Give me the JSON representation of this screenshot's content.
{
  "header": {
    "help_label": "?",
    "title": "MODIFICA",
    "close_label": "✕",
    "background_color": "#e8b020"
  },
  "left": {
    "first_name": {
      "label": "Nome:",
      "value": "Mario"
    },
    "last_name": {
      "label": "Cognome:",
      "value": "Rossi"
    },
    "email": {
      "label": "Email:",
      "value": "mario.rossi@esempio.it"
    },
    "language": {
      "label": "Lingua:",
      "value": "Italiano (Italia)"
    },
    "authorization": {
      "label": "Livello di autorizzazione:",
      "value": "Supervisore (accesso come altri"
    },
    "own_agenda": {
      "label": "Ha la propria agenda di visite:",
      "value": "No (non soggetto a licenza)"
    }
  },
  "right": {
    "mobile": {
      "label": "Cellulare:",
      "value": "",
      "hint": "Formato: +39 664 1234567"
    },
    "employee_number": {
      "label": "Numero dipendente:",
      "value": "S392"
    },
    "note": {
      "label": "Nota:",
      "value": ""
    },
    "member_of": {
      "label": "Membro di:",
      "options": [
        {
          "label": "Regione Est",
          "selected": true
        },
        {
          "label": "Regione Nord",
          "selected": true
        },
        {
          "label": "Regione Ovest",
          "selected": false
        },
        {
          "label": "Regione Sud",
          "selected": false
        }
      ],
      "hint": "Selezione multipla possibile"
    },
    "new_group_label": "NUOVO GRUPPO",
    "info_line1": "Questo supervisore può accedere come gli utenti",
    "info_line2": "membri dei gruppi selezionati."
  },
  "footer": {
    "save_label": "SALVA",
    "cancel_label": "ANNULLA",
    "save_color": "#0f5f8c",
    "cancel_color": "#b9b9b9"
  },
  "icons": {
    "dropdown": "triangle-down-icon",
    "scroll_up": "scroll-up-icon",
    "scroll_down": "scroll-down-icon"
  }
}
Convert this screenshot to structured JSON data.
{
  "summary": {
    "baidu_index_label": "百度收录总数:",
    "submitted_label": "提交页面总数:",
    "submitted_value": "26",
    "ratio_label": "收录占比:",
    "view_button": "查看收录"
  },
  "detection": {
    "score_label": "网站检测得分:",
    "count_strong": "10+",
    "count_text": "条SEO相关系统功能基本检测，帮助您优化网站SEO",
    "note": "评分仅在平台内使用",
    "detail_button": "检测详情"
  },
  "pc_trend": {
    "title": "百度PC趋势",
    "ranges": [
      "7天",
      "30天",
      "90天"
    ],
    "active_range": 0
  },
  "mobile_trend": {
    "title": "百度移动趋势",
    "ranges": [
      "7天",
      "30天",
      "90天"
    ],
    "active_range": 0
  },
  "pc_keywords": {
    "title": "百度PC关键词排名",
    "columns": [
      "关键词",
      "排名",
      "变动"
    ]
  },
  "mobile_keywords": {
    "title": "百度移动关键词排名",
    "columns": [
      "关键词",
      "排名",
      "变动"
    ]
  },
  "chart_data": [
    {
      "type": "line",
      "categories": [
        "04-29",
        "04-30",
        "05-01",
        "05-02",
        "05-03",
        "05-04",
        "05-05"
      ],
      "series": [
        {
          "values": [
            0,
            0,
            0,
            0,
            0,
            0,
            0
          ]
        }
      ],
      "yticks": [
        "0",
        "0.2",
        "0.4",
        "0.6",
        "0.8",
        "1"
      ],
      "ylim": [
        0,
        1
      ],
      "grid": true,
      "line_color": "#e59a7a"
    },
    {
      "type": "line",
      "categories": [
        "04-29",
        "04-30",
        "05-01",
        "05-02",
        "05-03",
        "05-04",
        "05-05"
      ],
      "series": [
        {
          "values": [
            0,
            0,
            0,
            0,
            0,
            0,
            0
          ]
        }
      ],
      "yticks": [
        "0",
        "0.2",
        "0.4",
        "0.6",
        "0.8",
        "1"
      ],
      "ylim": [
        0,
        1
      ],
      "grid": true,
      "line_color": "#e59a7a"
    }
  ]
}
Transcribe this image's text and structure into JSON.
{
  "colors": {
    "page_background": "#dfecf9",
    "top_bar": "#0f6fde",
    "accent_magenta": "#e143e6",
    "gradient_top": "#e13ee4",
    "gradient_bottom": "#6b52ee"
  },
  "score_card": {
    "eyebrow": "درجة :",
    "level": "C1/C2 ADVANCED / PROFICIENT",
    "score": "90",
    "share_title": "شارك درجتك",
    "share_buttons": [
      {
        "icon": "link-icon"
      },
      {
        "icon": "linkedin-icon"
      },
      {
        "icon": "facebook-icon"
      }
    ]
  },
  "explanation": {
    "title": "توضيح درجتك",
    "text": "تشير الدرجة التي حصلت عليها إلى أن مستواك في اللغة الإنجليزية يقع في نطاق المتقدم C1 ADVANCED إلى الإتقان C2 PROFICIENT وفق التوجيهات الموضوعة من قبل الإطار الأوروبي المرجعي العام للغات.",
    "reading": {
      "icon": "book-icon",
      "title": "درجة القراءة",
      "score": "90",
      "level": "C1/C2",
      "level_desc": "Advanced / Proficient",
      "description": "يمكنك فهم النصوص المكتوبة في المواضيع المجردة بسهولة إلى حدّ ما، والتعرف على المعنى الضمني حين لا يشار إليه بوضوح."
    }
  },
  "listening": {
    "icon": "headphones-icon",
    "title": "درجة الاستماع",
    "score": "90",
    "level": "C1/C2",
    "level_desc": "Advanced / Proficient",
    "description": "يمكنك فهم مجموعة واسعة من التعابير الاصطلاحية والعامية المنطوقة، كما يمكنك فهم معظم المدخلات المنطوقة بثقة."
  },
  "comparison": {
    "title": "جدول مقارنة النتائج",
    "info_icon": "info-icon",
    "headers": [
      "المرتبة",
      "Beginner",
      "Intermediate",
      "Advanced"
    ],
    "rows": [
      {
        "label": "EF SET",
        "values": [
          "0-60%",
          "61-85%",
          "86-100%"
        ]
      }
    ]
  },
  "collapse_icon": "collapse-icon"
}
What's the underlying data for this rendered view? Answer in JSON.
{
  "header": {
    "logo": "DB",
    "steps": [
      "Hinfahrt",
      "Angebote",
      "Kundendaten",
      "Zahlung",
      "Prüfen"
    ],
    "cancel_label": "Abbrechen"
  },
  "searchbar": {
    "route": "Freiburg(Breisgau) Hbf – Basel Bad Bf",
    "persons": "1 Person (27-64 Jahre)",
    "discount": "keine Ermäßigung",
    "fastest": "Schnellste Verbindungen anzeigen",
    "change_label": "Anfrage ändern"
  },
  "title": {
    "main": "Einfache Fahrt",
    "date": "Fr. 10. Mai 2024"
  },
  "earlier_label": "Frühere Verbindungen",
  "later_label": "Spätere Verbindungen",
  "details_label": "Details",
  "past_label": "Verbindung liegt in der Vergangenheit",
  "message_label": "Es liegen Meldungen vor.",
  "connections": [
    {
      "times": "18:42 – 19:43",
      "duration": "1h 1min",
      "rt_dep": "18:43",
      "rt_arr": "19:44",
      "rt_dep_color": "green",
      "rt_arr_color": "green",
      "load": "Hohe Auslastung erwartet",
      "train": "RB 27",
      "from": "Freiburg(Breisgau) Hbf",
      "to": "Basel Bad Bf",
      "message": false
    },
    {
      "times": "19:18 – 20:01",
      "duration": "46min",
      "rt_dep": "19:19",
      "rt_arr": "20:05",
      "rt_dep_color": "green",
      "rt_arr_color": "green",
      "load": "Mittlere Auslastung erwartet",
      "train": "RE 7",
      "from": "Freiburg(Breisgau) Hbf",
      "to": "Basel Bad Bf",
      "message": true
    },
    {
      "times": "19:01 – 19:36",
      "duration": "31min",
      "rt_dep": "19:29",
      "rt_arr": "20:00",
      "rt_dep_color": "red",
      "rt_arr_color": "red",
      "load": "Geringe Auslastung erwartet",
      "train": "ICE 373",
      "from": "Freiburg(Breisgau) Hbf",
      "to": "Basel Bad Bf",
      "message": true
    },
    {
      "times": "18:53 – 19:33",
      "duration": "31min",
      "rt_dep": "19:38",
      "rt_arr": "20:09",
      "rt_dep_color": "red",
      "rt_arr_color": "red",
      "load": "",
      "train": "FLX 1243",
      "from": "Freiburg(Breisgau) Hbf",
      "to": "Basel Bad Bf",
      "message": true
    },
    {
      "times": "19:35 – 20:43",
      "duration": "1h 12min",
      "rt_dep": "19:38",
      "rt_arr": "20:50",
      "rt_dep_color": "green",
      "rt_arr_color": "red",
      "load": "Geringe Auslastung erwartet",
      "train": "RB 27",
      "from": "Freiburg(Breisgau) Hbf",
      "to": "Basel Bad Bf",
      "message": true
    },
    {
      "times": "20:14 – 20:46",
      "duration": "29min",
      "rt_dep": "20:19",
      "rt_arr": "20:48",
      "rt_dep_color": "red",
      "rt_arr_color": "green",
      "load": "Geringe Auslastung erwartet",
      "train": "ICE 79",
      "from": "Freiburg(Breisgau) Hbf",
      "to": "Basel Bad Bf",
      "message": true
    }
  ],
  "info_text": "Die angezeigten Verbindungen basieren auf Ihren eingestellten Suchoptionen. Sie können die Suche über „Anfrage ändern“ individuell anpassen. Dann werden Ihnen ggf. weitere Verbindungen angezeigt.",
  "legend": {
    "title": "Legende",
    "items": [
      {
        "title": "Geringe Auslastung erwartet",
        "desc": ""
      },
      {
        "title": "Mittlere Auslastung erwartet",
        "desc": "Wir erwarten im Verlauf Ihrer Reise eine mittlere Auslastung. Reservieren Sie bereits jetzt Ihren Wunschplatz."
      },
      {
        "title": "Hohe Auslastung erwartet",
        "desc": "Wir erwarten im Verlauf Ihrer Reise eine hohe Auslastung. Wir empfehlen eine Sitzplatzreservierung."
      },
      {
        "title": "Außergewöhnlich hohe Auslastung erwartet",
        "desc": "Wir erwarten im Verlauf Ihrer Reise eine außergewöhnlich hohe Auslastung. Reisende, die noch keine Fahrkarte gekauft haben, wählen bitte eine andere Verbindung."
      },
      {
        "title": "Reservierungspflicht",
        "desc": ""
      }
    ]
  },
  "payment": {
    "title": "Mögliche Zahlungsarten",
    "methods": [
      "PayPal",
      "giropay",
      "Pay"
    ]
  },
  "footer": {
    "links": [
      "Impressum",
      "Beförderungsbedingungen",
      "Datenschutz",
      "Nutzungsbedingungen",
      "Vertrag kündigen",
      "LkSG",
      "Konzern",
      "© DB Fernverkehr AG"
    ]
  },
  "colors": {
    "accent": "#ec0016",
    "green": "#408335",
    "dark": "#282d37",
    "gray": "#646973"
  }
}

### EXERCISE PROMPT
Using the listing above, list every line in which the string "Reise" occurs.

### EXERCISE ANSWER
        "desc": "Wir erwarten im Verlauf Ihrer Reise eine mittlere Auslastung. Reservieren Sie bereits jetzt Ihren Wunschplatz."
        "desc": "Wir erwarten im Verlauf Ihrer Reise eine hohe Auslastung. Wir empfehlen eine Sitzplatzreservierung."
        "desc": "Wir erwarten im Verlauf Ihrer Reise eine außergewöhnlich hohe Auslastung. Reisende, die noch keine Fahrkarte gekauft haben, wählen bitte eine andere Verbindung."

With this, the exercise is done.